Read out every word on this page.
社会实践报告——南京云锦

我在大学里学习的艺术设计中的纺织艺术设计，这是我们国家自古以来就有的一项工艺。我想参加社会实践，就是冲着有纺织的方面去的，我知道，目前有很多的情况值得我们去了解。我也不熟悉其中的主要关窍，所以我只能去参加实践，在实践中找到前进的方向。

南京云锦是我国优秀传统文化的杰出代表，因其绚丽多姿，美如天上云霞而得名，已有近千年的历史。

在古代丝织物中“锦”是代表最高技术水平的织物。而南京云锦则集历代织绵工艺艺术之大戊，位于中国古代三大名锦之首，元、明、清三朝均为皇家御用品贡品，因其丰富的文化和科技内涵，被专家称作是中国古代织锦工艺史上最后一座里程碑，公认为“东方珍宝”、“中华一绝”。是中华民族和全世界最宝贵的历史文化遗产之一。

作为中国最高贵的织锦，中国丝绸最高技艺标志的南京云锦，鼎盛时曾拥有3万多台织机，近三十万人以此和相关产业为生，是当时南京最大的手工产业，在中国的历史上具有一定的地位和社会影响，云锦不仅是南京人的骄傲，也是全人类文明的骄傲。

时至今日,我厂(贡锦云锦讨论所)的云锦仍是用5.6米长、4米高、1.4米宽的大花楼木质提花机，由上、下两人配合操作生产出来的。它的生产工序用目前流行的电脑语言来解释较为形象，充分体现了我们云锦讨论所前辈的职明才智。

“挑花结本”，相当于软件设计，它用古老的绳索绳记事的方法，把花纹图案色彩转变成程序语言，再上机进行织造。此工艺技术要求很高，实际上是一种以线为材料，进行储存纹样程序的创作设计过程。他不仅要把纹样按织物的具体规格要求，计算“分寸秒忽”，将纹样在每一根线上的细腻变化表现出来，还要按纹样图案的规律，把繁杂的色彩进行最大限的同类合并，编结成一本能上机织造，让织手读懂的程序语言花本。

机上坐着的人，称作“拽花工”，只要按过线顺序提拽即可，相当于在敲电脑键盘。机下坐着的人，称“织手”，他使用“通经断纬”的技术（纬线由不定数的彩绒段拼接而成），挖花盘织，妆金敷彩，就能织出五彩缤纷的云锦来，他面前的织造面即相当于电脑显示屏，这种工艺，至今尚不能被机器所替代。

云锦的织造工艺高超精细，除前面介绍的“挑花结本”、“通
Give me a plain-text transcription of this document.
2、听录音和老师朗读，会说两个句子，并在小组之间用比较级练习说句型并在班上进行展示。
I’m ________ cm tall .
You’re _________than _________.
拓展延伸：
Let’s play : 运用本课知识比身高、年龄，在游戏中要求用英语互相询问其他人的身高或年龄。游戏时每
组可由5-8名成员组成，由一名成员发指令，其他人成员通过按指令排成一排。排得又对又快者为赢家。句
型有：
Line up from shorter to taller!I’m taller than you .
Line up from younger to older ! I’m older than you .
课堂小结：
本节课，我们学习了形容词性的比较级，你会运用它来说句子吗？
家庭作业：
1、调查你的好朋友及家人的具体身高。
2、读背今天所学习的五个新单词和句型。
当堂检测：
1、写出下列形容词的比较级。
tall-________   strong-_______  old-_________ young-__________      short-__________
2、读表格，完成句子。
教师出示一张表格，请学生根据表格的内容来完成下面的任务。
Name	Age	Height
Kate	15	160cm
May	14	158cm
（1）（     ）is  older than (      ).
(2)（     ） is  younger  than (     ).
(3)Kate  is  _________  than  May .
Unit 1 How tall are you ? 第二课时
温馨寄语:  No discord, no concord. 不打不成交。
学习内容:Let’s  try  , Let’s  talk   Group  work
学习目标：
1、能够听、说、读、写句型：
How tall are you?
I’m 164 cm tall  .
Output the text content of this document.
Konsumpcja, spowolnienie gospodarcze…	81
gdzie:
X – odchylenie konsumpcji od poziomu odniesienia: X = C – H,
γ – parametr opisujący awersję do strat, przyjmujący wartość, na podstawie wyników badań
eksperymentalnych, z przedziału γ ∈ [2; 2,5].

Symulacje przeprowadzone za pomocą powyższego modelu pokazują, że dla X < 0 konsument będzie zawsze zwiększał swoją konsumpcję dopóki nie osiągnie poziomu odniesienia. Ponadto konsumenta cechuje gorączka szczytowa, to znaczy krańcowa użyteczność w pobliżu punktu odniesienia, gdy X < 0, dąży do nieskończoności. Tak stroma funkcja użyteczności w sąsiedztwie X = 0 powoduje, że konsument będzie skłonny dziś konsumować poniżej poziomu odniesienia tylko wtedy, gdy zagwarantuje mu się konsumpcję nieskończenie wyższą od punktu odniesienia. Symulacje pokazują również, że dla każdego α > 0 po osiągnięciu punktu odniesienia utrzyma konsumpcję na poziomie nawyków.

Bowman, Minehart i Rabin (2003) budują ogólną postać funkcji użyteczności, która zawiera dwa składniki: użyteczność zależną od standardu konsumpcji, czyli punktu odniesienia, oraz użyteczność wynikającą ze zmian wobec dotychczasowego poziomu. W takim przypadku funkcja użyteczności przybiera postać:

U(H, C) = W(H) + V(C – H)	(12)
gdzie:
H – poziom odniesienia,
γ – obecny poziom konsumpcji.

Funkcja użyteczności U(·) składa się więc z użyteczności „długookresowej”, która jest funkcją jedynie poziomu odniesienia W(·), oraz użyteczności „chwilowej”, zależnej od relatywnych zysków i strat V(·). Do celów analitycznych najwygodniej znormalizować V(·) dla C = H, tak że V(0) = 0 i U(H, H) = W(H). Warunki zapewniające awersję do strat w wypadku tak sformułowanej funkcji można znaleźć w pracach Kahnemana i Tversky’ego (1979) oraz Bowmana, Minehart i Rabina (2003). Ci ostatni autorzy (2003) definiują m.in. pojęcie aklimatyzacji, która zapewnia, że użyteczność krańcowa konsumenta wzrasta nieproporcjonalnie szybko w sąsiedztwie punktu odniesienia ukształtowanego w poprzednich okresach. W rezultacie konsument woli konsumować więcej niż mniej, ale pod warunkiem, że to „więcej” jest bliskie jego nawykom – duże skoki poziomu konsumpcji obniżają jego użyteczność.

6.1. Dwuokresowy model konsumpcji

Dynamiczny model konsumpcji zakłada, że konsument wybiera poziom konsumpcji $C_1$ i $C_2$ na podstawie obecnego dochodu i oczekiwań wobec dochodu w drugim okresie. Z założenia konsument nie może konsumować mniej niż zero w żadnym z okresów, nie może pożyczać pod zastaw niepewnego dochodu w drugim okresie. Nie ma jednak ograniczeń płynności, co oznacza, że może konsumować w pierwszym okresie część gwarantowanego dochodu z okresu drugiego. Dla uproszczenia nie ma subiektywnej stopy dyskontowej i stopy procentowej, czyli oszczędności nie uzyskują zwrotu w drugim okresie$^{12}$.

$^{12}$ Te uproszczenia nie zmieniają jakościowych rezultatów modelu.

============================================================

▸ **Request**:
Please reproduce each record precisely as written.

▸ **Task output**:
Read out every word on this page.
社会实践报告——南京云锦

我在大学里学习的艺术设计中的纺织艺术设计，这是我们国家自古以来就有的一项工艺。我想参加社会实践，就是冲着有纺织的方面去的，我知道，目前有很多的情况值得我们去了解。我也不熟悉其中的主要关窍，所以我只能去参加实践，在实践中找到前进的方向。

南京云锦是我国优秀传统文化的杰出代表，因其绚丽多姿，美如天上云霞而得名，已有近千年的历史。

在古代丝织物中“锦”是代表最高技术水平的织物。而南京云锦则集历代织绵工艺艺术之大戊，位于中国古代三大名锦之首，元、明、清三朝均为皇家御用品贡品，因其丰富的文化和科技内涵，被专家称作是中国古代织锦工艺史上最后一座里程碑，公认为“东方珍宝”、“中华一绝”。是中华民族和全世界最宝贵的历史文化遗产之一。

作为中国最高贵的织锦，中国丝绸最高技艺标志的南京云锦，鼎盛时曾拥有3万多台织机，近三十万人以此和相关产业为生，是当时南京最大的手工产业，在中国的历史上具有一定的地位和社会影响，云锦不仅是南京人的骄傲，也是全人类文明的骄傲。

时至今日,我厂(贡锦云锦讨论所)的云锦仍是用5.6米长、4米高、1.4米宽的大花楼木质提花机，由上、下两人配合操作生产出来的。它的生产工序用目前流行的电脑语言来解释较为形象，充分体现了我们云锦讨论所前辈的职明才智。

“挑花结本”，相当于软件设计，它用古老的绳索绳记事的方法，把花纹图案色彩转变成程序语言，再上机进行织造。此工艺技术要求很高，实际上是一种以线为材料，进行储存纹样程序的创作设计过程。他不仅要把纹样按织物的具体规格要求，计算“分寸秒忽”，将纹样在每一根线上的细腻变化表现出来，还要按纹样图案的规律，把繁杂的色彩进行最大限的同类合并，编结成一本能上机织造，让织手读懂的程序语言花本。

机上坐着的人，称作“拽花工”，只要按过线顺序提拽即可，相当于在敲电脑键盘。机下坐着的人，称“织手”，他使用“通经断纬”的技术（纬线由不定数的彩绒段拼接而成），挖花盘织，妆金敷彩，就能织出五彩缤纷的云锦来，他面前的织造面即相当于电脑显示屏，这种工艺，至今尚不能被机器所替代。

云锦的织造工艺高超精细，除前面介绍的“挑花结本”、“通
Give me a plain-text transcription of this document.
2、听录音和老师朗读，会说两个句子，并在小组之间用比较级练习说句型并在班上进行展示。
I’m ________ cm tall .
You’re _________than _________.
拓展延伸：
Let’s play : 运用本课知识比身高、年龄，在游戏中要求用英语互相询问其他人的身高或年龄。游戏时每
组可由5-8名成员组成，由一名成员发指令，其他人成员通过按指令排成一排。排得又对又快者为赢家。句
型有：
Line up from shorter to taller!I’m taller than you .
Line up from younger to older ! I’m older than you .
课堂小结：
本节课，我们学习了形容词性的比较级，你会运用它来说句子吗？
家庭作业：
1、调查你的好朋友及家人的具体身高。
2、读背今天所学习的五个新单词和句型。
当堂检测：
1、写出下列形容词的比较级。
tall-________   strong-_______  old-_________ young-__________      short-__________
2、读表格，完成句子。
教师出示一张表格，请学生根据表格的内容来完成下面的任务。
Name	Age	Height
Kate	15	160cm
May	14	158cm
（1）（     ）is  older than (      ).
(2)（     ） is  younger  than (     ).
(3)Kate  is  _________  than  May .
Unit 1 How tall are you ? 第二课时
温馨寄语:  No discord, no concord. 不打不成交。
学习内容:Let’s  try  , Let’s  talk   Group  work
学习目标：
1、能够听、说、读、写句型：
How tall are you?
I’m 164 cm tall  .
Output the text content of this document.
Konsumpcja, spowolnienie gospodarcze…	81
gdzie:
X – odchylenie konsumpcji od poziomu odniesienia: X = C – H,
γ – parametr opisujący awersję do strat, przyjmujący wartość, na podstawie wyników badań
eksperymentalnych, z przedziału γ ∈ [2; 2,5].

Symulacje przeprowadzone za pomocą powyższego modelu pokazują, że dla X < 0 konsument będzie zawsze zwiększał swoją konsumpcję dopóki nie osiągnie poziomu odniesienia. Ponadto konsumenta cechuje gorączka szczytowa, to znaczy krańcowa użyteczność w pobliżu punktu odniesienia, gdy X < 0, dąży do nieskończoności. Tak stroma funkcja użyteczności w sąsiedztwie X = 0 powoduje, że konsument będzie skłonny dziś konsumować poniżej poziomu odniesienia tylko wtedy, gdy zagwarantuje mu się konsumpcję nieskończenie wyższą od punktu odniesienia. Symulacje pokazują również, że dla każdego α > 0 po osiągnięciu punktu odniesienia utrzyma konsumpcję na poziomie nawyków.

Bowman, Minehart i Rabin (2003) budują ogólną postać funkcji użyteczności, która zawiera dwa składniki: użyteczność zależną od standardu konsumpcji, czyli punktu odniesienia, oraz użyteczność wynikającą ze zmian wobec dotychczasowego poziomu. W takim przypadku funkcja użyteczności przybiera postać:

U(H, C) = W(H) + V(C – H)	(12)
gdzie:
H – poziom odniesienia,
γ – obecny poziom konsumpcji.

Funkcja użyteczności U(·) składa się więc z użyteczności „długookresowej”, która jest funkcją jedynie poziomu odniesienia W(·), oraz użyteczności „chwilowej”, zależnej od relatywnych zysków i strat V(·). Do celów analitycznych najwygodniej znormalizować V(·) dla C = H, tak że V(0) = 0 i U(H, H) = W(H). Warunki zapewniające awersję do strat w wypadku tak sformułowanej funkcji można znaleźć w pracach Kahnemana i Tversky’ego (1979) oraz Bowmana, Minehart i Rabina (2003). Ci ostatni autorzy (2003) definiują m.in. pojęcie aklimatyzacji, która zapewnia, że użyteczność krańcowa konsumenta wzrasta nieproporcjonalnie szybko w sąsiedztwie punktu odniesienia ukształtowanego w poprzednich okresach. W rezultacie konsument woli konsumować więcej niż mniej, ale pod warunkiem, że to „więcej” jest bliskie jego nawykom – duże skoki poziomu konsumpcji obniżają jego użyteczność.

6.1. Dwuokresowy model konsumpcji

Dynamiczny model konsumpcji zakłada, że konsument wybiera poziom konsumpcji $C_1$ i $C_2$ na podstawie obecnego dochodu i oczekiwań wobec dochodu w drugim okresie. Z założenia konsument nie może konsumować mniej niż zero w żadnym z okresów, nie może pożyczać pod zastaw niepewnego dochodu w drugim okresie. Nie ma jednak ograniczeń płynności, co oznacza, że może konsumować w pierwszym okresie część gwarantowanego dochodu z okresu drugiego. Dla uproszczenia nie ma subiektywnej stopy dyskontowej i stopy procentowej, czyli oszczędności nie uzyskują zwrotu w drugim okresie$^{12}$.

$^{12}$ Te uproszczenia nie zmieniają jakościowych rezultatów modelu.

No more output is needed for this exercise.